Records contained in a dataset
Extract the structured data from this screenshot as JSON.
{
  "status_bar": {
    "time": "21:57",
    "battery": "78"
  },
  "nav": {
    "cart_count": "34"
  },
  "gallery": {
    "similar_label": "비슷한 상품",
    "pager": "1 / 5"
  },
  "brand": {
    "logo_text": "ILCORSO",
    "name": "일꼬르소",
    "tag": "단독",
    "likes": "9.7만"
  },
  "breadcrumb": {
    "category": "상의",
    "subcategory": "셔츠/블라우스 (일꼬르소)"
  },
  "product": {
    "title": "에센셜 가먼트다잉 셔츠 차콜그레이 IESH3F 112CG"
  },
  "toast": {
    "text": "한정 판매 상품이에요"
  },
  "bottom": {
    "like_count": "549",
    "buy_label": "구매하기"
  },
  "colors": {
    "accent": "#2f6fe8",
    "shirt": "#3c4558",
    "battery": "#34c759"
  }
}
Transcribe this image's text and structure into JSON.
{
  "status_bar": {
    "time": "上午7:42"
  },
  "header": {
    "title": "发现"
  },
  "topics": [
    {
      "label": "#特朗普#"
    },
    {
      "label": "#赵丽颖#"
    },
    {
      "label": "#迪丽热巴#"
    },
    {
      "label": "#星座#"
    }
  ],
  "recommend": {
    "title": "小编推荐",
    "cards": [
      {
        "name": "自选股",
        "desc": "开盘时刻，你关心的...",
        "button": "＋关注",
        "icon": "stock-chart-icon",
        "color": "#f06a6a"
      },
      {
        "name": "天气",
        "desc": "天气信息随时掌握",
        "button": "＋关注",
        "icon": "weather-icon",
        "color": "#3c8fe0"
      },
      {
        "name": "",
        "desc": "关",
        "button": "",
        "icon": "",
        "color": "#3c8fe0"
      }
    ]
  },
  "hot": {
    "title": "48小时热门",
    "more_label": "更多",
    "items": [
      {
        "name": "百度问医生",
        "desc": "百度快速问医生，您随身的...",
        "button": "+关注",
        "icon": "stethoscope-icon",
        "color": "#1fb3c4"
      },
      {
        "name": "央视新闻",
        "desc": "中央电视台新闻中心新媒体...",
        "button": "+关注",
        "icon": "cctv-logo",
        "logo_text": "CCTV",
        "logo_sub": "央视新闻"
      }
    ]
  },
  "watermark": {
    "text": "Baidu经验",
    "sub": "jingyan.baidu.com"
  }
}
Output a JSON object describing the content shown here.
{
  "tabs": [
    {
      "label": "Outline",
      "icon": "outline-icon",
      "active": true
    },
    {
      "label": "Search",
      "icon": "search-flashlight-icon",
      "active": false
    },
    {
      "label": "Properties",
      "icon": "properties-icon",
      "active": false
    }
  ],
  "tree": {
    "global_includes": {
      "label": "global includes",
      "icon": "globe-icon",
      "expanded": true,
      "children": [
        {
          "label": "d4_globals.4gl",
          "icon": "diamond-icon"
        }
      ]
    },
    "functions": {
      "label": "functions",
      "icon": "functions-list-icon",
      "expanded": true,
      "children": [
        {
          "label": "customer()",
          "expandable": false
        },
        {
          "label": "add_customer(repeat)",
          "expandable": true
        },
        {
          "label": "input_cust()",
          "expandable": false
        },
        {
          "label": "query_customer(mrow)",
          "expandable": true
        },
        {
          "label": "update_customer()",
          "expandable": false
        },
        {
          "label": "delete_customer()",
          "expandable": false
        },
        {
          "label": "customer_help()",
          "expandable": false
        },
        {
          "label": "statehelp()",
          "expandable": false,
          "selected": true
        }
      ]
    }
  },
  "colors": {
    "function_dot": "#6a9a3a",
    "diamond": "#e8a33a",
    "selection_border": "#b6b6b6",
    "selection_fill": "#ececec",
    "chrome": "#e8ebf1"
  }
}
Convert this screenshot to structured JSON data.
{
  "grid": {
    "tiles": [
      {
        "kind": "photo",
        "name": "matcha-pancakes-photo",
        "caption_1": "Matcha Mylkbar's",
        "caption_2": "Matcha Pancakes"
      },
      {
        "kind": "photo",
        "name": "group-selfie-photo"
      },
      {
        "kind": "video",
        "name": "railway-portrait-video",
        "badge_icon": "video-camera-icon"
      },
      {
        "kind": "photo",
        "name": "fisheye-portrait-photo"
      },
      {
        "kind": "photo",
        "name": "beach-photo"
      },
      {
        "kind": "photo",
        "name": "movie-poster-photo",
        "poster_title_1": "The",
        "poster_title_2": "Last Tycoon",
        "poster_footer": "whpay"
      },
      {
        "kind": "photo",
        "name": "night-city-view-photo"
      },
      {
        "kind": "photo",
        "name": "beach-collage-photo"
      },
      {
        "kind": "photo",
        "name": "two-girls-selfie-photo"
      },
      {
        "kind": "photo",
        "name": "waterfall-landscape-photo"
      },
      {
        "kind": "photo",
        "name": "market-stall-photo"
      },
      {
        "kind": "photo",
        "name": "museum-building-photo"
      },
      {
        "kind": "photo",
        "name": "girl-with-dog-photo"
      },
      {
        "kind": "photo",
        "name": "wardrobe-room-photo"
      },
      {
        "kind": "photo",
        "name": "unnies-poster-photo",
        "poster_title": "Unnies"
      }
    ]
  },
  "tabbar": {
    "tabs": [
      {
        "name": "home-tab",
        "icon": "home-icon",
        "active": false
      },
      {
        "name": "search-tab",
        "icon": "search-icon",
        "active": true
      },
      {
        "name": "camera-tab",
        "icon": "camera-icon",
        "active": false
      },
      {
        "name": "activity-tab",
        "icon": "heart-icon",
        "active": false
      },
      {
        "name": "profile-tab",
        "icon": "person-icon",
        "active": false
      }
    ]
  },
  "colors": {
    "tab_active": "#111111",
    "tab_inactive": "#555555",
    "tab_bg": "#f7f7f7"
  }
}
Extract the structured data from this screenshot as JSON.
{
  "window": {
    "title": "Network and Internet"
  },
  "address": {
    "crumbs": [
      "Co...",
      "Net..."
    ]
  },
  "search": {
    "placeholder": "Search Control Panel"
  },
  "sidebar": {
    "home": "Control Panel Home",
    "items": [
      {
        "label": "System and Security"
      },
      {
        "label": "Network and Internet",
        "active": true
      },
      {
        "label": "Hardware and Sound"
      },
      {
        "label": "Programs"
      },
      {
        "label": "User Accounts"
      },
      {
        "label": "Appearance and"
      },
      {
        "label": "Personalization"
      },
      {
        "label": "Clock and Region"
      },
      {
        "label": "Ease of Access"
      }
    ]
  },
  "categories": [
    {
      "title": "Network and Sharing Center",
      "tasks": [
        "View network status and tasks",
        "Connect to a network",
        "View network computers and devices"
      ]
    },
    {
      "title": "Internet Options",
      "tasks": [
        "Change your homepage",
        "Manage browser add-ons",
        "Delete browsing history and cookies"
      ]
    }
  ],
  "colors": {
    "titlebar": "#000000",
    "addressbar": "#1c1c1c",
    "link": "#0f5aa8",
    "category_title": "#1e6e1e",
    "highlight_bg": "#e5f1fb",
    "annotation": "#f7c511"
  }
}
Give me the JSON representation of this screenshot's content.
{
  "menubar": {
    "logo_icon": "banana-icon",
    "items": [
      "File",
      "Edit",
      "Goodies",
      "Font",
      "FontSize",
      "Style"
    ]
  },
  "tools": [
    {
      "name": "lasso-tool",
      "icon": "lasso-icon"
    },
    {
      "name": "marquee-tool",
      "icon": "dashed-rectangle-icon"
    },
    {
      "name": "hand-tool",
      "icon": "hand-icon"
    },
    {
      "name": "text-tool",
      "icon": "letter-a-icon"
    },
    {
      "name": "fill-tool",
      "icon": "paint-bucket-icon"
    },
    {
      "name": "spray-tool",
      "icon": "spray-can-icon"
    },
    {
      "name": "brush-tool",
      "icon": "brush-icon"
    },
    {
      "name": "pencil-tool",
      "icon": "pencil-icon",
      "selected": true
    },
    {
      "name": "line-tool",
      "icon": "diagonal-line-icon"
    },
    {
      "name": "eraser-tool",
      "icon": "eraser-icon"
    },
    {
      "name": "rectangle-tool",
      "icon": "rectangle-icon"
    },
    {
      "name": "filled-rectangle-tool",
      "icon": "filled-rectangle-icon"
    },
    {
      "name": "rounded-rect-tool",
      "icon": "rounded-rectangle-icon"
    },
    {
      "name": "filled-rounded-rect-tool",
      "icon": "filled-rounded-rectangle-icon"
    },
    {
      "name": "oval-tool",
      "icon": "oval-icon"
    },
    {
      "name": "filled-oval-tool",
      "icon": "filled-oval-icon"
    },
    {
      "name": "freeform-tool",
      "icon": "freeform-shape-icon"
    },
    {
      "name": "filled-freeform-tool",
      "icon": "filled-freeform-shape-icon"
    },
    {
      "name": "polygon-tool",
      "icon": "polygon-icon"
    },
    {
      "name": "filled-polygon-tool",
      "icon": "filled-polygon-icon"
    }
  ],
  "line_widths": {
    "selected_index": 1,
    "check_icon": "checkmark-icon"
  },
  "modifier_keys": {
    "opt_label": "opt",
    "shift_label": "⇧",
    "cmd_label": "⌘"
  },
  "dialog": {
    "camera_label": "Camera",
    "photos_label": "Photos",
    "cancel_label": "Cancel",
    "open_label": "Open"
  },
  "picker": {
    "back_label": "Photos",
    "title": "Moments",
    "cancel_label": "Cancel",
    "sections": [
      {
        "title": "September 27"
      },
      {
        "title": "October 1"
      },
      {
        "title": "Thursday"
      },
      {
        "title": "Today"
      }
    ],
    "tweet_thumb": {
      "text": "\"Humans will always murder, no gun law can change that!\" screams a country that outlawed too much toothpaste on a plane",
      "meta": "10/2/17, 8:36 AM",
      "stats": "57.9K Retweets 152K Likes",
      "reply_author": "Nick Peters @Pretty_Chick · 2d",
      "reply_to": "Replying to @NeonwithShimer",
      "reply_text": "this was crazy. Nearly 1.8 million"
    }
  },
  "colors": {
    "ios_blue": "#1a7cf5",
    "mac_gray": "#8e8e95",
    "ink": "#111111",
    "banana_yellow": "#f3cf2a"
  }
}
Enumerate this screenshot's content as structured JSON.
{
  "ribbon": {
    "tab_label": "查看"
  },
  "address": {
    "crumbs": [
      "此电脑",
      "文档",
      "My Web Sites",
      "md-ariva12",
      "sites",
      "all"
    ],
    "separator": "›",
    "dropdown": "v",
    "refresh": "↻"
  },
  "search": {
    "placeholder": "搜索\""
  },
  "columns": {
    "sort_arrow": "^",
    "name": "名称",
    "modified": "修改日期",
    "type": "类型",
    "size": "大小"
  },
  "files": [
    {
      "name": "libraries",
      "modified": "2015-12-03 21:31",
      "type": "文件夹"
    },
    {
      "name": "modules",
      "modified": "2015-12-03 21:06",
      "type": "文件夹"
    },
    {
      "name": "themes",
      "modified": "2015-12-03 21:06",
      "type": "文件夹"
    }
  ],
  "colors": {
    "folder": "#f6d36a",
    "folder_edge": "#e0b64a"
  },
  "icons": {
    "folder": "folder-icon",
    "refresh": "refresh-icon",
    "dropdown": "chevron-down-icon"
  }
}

Problem statement
Copy out each line of the records that holds the string "JSON".

Reply to the exercise
Extract the structured data from this screenshot as JSON.
Transcribe this image's text and structure into JSON.
Output a JSON object describing the content shown here.
Convert this screenshot to structured JSON data.
Extract the structured data from this screenshot as JSON.
Give me the JSON representation of this screenshot's content.
Enumerate this screenshot's content as structured JSON.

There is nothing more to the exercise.